── Records supplied ──
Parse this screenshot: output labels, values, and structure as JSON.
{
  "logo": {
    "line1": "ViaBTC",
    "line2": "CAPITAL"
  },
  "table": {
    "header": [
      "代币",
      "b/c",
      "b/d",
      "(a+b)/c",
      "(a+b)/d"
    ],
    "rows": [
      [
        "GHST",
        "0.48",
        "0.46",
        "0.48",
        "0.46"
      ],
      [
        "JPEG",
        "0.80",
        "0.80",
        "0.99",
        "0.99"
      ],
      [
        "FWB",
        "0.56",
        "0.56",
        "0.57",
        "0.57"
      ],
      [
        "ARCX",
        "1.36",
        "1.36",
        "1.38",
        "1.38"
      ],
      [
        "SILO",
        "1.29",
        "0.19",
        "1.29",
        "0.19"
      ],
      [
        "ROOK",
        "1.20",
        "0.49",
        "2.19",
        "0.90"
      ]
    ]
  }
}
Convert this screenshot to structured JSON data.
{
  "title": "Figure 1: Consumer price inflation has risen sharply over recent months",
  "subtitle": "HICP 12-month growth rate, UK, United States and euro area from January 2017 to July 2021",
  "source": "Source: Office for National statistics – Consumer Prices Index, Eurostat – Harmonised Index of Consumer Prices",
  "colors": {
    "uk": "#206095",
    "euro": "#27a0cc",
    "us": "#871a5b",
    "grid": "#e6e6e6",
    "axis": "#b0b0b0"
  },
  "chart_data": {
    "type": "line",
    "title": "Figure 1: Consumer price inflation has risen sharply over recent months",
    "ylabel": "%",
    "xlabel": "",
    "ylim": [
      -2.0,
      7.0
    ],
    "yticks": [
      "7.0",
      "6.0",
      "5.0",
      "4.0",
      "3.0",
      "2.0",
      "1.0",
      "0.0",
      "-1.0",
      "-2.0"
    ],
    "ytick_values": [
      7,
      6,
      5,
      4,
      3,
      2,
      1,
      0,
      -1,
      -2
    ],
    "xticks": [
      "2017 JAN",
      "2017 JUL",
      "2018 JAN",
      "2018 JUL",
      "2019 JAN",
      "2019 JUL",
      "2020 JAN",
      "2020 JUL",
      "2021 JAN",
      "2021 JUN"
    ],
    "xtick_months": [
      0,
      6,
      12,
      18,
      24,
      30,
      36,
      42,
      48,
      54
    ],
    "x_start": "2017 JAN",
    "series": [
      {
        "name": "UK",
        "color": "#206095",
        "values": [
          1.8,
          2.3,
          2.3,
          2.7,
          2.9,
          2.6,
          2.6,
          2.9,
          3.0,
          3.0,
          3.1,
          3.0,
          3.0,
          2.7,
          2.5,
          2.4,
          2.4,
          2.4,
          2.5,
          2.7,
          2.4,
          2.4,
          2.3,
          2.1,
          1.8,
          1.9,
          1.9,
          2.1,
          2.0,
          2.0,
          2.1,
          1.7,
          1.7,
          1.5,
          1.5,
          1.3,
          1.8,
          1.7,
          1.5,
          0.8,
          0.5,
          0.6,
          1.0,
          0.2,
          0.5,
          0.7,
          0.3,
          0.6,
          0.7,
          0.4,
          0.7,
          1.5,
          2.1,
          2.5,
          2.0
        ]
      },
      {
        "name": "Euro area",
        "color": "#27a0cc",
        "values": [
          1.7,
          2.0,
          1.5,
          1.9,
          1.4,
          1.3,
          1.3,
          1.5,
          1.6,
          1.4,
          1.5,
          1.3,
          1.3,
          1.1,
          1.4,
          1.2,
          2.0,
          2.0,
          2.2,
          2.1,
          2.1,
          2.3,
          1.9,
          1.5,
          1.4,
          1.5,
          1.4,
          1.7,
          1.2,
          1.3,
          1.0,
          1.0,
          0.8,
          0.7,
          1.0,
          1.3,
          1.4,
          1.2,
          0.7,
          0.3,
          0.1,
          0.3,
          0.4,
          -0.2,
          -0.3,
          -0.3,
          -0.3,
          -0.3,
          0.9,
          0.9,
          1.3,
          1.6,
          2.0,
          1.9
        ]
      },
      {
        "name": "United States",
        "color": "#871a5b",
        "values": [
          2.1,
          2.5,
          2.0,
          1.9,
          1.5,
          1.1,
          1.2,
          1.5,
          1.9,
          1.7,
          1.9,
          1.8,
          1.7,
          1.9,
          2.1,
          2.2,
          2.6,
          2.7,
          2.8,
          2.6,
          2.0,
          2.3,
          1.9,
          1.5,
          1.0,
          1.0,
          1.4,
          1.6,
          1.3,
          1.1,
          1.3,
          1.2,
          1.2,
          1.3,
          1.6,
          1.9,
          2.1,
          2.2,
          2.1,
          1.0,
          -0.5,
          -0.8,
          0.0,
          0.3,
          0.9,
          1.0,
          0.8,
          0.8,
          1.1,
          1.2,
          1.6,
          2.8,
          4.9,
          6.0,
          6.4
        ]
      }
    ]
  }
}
───
* _Given task_
Copy out each line of the material that holds the word "area".

* _Expected output_
  "subtitle": "HICP 12-month growth rate, UK, United States and euro area from January 2017 to July 2021",
        "name": "Euro area",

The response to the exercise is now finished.